● **WHAT TO WORK ON**: Can you quote every line of the records below word for word, without changing anything?

● **DATASET ROWS**:
◆ ◆ ◆ ◆ ◆ ◆ ◆

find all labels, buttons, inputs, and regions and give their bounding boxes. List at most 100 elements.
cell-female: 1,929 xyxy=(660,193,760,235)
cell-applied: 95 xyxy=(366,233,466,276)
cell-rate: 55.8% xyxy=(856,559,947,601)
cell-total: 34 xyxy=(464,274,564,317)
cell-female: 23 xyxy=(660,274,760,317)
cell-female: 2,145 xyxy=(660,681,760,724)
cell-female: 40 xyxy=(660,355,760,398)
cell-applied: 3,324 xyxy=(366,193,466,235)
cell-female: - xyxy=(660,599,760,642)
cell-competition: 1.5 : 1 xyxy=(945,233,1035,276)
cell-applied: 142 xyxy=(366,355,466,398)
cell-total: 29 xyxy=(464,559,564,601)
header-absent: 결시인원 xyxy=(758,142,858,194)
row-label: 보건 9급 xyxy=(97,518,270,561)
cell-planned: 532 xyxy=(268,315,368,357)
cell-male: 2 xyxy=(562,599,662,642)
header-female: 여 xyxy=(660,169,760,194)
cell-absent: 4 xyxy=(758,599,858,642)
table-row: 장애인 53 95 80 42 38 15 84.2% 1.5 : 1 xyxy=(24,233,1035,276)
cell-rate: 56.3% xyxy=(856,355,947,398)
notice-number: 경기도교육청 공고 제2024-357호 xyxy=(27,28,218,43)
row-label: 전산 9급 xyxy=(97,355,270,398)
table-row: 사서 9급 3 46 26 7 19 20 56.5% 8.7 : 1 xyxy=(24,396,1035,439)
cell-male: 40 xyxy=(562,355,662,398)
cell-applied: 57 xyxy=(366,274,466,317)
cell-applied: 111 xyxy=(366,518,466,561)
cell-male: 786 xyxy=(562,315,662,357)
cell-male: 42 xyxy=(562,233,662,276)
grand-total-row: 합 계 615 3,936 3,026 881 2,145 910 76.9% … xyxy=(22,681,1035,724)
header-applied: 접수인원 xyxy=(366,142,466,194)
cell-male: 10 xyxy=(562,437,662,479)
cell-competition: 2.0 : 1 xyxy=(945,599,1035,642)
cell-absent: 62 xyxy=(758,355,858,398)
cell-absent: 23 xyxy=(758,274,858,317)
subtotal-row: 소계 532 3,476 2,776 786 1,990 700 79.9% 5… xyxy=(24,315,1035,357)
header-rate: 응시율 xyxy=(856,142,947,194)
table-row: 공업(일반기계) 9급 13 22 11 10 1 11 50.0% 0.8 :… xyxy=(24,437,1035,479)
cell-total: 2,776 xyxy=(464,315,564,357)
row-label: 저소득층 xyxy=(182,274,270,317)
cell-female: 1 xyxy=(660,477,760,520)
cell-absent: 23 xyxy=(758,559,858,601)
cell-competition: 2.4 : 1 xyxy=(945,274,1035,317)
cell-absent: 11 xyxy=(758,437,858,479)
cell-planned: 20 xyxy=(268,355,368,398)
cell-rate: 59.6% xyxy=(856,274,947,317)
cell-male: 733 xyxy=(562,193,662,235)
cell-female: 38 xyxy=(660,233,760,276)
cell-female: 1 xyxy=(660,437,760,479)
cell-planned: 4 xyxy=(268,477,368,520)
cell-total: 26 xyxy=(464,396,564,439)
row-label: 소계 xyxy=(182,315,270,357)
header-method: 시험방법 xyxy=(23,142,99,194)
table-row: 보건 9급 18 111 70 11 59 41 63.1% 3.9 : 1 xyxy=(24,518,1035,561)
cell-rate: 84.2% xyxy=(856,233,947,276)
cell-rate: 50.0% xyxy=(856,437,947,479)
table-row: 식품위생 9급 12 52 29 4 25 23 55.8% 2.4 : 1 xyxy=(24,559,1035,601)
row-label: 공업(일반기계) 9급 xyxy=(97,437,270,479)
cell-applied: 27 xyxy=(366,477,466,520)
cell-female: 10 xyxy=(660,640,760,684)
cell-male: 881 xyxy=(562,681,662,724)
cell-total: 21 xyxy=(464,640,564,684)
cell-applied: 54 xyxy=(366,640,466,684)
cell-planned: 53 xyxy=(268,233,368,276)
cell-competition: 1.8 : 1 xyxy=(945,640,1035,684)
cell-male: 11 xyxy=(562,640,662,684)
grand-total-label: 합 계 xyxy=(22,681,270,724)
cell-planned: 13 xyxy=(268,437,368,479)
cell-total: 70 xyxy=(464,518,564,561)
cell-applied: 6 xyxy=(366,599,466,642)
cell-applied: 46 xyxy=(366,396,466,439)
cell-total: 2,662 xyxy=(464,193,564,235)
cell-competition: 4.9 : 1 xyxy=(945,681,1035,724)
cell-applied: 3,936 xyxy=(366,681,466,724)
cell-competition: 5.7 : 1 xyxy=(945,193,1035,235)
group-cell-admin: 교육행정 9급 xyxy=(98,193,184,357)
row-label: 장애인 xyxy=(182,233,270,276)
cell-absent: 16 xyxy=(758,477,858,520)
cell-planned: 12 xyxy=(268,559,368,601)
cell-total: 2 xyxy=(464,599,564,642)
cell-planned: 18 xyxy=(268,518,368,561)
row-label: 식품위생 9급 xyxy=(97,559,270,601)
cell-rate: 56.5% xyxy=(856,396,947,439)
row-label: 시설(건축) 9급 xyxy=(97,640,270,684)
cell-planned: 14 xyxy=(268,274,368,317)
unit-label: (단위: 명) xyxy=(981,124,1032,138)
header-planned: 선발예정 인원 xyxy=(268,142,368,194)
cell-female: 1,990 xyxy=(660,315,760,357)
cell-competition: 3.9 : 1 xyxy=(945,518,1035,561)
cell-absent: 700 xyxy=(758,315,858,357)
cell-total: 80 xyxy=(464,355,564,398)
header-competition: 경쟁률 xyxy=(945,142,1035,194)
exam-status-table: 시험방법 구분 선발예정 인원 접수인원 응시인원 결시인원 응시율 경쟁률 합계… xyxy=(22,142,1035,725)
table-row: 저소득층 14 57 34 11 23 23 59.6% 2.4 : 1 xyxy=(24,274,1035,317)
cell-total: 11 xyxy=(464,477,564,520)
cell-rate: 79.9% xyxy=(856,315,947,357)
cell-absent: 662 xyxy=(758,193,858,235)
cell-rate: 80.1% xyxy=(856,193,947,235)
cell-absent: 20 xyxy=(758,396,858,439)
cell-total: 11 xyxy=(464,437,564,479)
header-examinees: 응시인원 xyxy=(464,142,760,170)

◆ ◆ ◆ ◆ ◆ ◆ ◆

● **FULL RESPONSE**:
find all labels, buttons, inputs, and regions and give their bounding boxes. List at most 100 elements.
cell-female: 1,929 xyxy=(660,193,760,235)
cell-applied: 95 xyxy=(366,233,466,276)
cell-rate: 55.8% xyxy=(856,559,947,601)
cell-total: 34 xyxy=(464,274,564,317)
cell-female: 23 xyxy=(660,274,760,317)
cell-female: 2,145 xyxy=(660,681,760,724)
cell-female: 40 xyxy=(660,355,760,398)
cell-applied: 3,324 xyxy=(366,193,466,235)
cell-female: - xyxy=(660,599,760,642)
cell-competition: 1.5 : 1 xyxy=(945,233,1035,276)
cell-applied: 142 xyxy=(366,355,466,398)
cell-total: 29 xyxy=(464,559,564,601)
header-absent: 결시인원 xyxy=(758,142,858,194)
row-label: 보건 9급 xyxy=(97,518,270,561)
cell-planned: 532 xyxy=(268,315,368,357)
cell-male: 2 xyxy=(562,599,662,642)
header-female: 여 xyxy=(660,169,760,194)
cell-absent: 4 xyxy=(758,599,858,642)
table-row: 장애인 53 95 80 42 38 15 84.2% 1.5 : 1 xyxy=(24,233,1035,276)
cell-rate: 56.3% xyxy=(856,355,947,398)
notice-number: 경기도교육청 공고 제2024-357호 xyxy=(27,28,218,43)
row-label: 전산 9급 xyxy=(97,355,270,398)
table-row: 사서 9급 3 46 26 7 19 20 56.5% 8.7 : 1 xyxy=(24,396,1035,439)
cell-male: 40 xyxy=(562,355,662,398)
cell-applied: 57 xyxy=(366,274,466,317)
cell-applied: 111 xyxy=(366,518,466,561)
cell-male: 786 xyxy=(562,315,662,357)
cell-male: 42 xyxy=(562,233,662,276)
grand-total-row: 합 계 615 3,936 3,026 881 2,145 910 76.9% … xyxy=(22,681,1035,724)
header-applied: 접수인원 xyxy=(366,142,466,194)
cell-male: 10 xyxy=(562,437,662,479)
cell-competition: 2.0 : 1 xyxy=(945,599,1035,642)
cell-absent: 62 xyxy=(758,355,858,398)
cell-absent: 23 xyxy=(758,274,858,317)
subtotal-row: 소계 532 3,476 2,776 786 1,990 700 79.9% 5… xyxy=(24,315,1035,357)
header-rate: 응시율 xyxy=(856,142,947,194)
table-row: 공업(일반기계) 9급 13 22 11 10 1 11 50.0% 0.8 :… xyxy=(24,437,1035,479)
cell-total: 2,776 xyxy=(464,315,564,357)
row-label: 저소득층 xyxy=(182,274,270,317)
cell-female: 1 xyxy=(660,477,760,520)
cell-absent: 23 xyxy=(758,559,858,601)
cell-competition: 2.4 : 1 xyxy=(945,274,1035,317)
cell-absent: 11 xyxy=(758,437,858,479)
cell-planned: 20 xyxy=(268,355,368,398)
cell-rate: 59.6% xyxy=(856,274,947,317)
cell-male: 733 xyxy=(562,193,662,235)
cell-female: 38 xyxy=(660,233,760,276)
cell-female: 1 xyxy=(660,437,760,479)
cell-planned: 4 xyxy=(268,477,368,520)
cell-total: 26 xyxy=(464,396,564,439)
row-label: 소계 xyxy=(182,315,270,357)
header-method: 시험방법 xyxy=(23,142,99,194)
table-row: 보건 9급 18 111 70 11 59 41 63.1% 3.9 : 1 xyxy=(24,518,1035,561)
cell-rate: 84.2% xyxy=(856,233,947,276)
cell-rate: 50.0% xyxy=(856,437,947,479)
table-row: 식품위생 9급 12 52 29 4 25 23 55.8% 2.4 : 1 xyxy=(24,559,1035,601)
row-label: 공업(일반기계) 9급 xyxy=(97,437,270,479)
cell-applied: 27 xyxy=(366,477,466,520)
cell-female: 10 xyxy=(660,640,760,684)
cell-male: 881 xyxy=(562,681,662,724)
cell-total: 21 xyxy=(464,640,564,684)
cell-applied: 54 xyxy=(366,640,466,684)
cell-planned: 53 xyxy=(268,233,368,276)
cell-competition: 1.8 : 1 xyxy=(945,640,1035,684)
cell-male: 11 xyxy=(562,640,662,684)
grand-total-label: 합 계 xyxy=(22,681,270,724)
cell-planned: 13 xyxy=(268,437,368,479)
cell-total: 70 xyxy=(464,518,564,561)
cell-applied: 6 xyxy=(366,599,466,642)
cell-applied: 46 xyxy=(366,396,466,439)
cell-total: 2,662 xyxy=(464,193,564,235)
cell-competition: 4.9 : 1 xyxy=(945,681,1035,724)
cell-applied: 3,936 xyxy=(366,681,466,724)
cell-competition: 5.7 : 1 xyxy=(945,193,1035,235)
group-cell-admin: 교육행정 9급 xyxy=(98,193,184,357)
row-label: 장애인 xyxy=(182,233,270,276)
cell-absent: 16 xyxy=(758,477,858,520)
cell-planned: 12 xyxy=(268,559,368,601)
cell-total: 2 xyxy=(464,599,564,642)
cell-planned: 18 xyxy=(268,518,368,561)
row-label: 식품위생 9급 xyxy=(97,559,270,601)
cell-rate: 56.5% xyxy=(856,396,947,439)
row-label: 시설(건축) 9급 xyxy=(97,640,270,684)
cell-planned: 14 xyxy=(268,274,368,317)
unit-label: (단위: 명) xyxy=(981,124,1032,138)
header-planned: 선발예정 인원 xyxy=(268,142,368,194)
cell-female: 1,990 xyxy=(660,315,760,357)
cell-competition: 3.9 : 1 xyxy=(945,518,1035,561)
cell-absent: 700 xyxy=(758,315,858,357)
cell-total: 80 xyxy=(464,355,564,398)
header-competition: 경쟁률 xyxy=(945,142,1035,194)
exam-status-table: 시험방법 구분 선발예정 인원 접수인원 응시인원 결시인원 응시율 경쟁률 합계… xyxy=(22,142,1035,725)
table-row: 저소득층 14 57 34 11 23 23 59.6% 2.4 : 1 xyxy=(24,274,1035,317)
cell-total: 11 xyxy=(464,477,564,520)
cell-rate: 79.9% xyxy=(856,315,947,357)
cell-absent: 662 xyxy=(758,193,858,235)
cell-rate: 80.1% xyxy=(856,193,947,235)
cell-absent: 20 xyxy=(758,396,858,439)
cell-total: 11 xyxy=(464,437,564,479)
header-examinees: 응시인원 xyxy=(464,142,760,170)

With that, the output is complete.